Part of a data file
# # # # #
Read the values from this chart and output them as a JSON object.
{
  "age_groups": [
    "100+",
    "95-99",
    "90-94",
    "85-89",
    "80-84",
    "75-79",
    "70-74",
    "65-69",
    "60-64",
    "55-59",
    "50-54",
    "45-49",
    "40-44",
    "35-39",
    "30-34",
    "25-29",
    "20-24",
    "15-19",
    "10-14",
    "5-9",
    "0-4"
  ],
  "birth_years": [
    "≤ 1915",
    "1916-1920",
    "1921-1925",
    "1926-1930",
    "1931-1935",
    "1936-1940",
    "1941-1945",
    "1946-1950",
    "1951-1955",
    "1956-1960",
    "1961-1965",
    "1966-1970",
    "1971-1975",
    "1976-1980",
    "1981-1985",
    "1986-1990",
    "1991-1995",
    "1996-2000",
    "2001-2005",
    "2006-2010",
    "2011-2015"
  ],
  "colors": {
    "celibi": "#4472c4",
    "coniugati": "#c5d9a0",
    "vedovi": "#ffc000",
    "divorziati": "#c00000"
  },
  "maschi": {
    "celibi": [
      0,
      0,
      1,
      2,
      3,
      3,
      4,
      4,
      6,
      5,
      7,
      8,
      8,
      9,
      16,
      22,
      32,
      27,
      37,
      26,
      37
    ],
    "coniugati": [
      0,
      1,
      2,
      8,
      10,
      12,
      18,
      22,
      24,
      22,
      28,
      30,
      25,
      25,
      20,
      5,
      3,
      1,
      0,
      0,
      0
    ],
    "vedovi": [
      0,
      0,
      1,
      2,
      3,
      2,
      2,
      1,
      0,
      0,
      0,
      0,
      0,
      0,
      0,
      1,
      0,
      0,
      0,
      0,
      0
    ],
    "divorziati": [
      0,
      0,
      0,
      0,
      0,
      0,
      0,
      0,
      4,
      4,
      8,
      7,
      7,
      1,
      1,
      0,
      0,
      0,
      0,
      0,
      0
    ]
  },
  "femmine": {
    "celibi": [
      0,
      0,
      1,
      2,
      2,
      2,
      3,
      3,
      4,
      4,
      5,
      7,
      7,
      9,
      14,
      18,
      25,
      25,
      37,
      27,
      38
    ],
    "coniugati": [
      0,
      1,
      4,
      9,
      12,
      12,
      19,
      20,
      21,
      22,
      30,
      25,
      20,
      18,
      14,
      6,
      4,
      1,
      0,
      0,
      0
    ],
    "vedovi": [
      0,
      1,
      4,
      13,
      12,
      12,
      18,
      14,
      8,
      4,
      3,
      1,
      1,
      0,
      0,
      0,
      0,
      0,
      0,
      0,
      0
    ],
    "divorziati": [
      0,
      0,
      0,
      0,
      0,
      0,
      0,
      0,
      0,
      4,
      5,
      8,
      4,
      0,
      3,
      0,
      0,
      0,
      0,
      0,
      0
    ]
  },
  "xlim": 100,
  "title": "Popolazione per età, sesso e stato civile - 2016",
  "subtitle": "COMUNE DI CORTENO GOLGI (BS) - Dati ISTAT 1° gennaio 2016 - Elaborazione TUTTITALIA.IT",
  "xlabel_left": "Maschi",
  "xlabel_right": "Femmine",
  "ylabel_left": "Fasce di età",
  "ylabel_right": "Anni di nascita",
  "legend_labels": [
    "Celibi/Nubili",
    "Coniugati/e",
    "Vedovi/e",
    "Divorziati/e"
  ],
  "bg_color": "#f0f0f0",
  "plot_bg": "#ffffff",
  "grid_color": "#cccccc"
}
# # # # #
What do the records say? Quote them all exactly.

Read the values from this chart and output them as a JSON object.
{
  "age_groups": [
    "100+",
    "95-99",
    "90-94",
    "85-89",
    "80-84",
    "75-79",
    "70-74",
    "65-69",
    "60-64",
    "55-59",
    "50-54",
    "45-49",
    "40-44",
    "35-39",
    "30-34",
    "25-29",
    "20-24",
    "15-19",
    "10-14",
    "5-9",
    "0-4"
  ],
  "birth_years": [
    "≤ 1915",
    "1916-1920",
    "1921-1925",
    "1926-1930",
    "1931-1935",
    "1936-1940",
    "1941-1945",
    "1946-1950",
    "1951-1955",
    "1956-1960",
    "1961-1965",
    "1966-1970",
    "1971-1975",
    "1976-1980",
    "1981-1985",
    "1986-1990",
    "1991-1995",
    "1996-2000",
    "2001-2005",
    "2006-2010",
    "2011-2015"
  ],
  "colors": {
    "celibi": "#4472c4",
    "coniugati": "#c5d9a0",
    "vedovi": "#ffc000",
    "divorziati": "#c00000"
  },
  "maschi": {
    "celibi": [
      0,
      0,
      1,
      2,
      3,
      3,
      4,
      4,
      6,
      5,
      7,
      8,
      8,
      9,
      16,
      22,
      32,
      27,
      37,
      26,
      37
    ],
    "coniugati": [
      0,
      1,
      2,
      8,
      10,
      12,
      18,
      22,
      24,
      22,
      28,
      30,
      25,
      25,
      20,
      5,
      3,
      1,
      0,
      0,
      0
    ],
    "vedovi": [
      0,
      0,
      1,
      2,
      3,
      2,
      2,
      1,
      0,
      0,
      0,
      0,
      0,
      0,
      0,
      1,
      0,
      0,
      0,
      0,
      0
    ],
    "divorziati": [
      0,
      0,
      0,
      0,
      0,
      0,
      0,
      0,
      4,
      4,
      8,
      7,
      7,
      1,
      1,
      0,
      0,
      0,
      0,
      0,
      0
    ]
  },
  "femmine": {
    "celibi": [
      0,
      0,
      1,
      2,
      2,
      2,
      3,
      3,
      4,
      4,
      5,
      7,
      7,
      9,
      14,
      18,
      25,
      25,
      37,
      27,
      38
    ],
    "coniugati": [
      0,
      1,
      4,
      9,
      12,
      12,
      19,
      20,
      21,
      22,
      30,
      25,
      20,
      18,
      14,
      6,
      4,
      1,
      0,
      0,
      0
    ],
    "vedovi": [
      0,
      1,
      4,
      13,
      12,
      12,
      18,
      14,
      8,
      4,
      3,
      1,
      1,
      0,
      0,
      0,
      0,
      0,
      0,
      0,
      0
    ],
    "divorziati": [
      0,
      0,
      0,
      0,
      0,
      0,
      0,
      0,
      0,
      4,
      5,
      8,
      4,
      0,
      3,
      0,
      0,
      0,
      0,
      0,
      0
    ]
  },
  "xlim": 100,
  "title": "Popolazione per età, sesso e stato civile - 2016",
  "subtitle": "COMUNE DI CORTENO GOLGI (BS) - Dati ISTAT 1° gennaio 2016 - Elaborazione TUTTITALIA.IT",
  "xlabel_left": "Maschi",
  "xlabel_right": "Femmine",
  "ylabel_left": "Fasce di età",
  "ylabel_right": "Anni di nascita",
  "legend_labels": [
    "Celibi/Nubili",
    "Coniugati/e",
    "Vedovi/e",
    "Divorziati/e"
  ],
  "bg_color": "#f0f0f0",
  "plot_bg": "#ffffff",
  "grid_color": "#cccccc"
}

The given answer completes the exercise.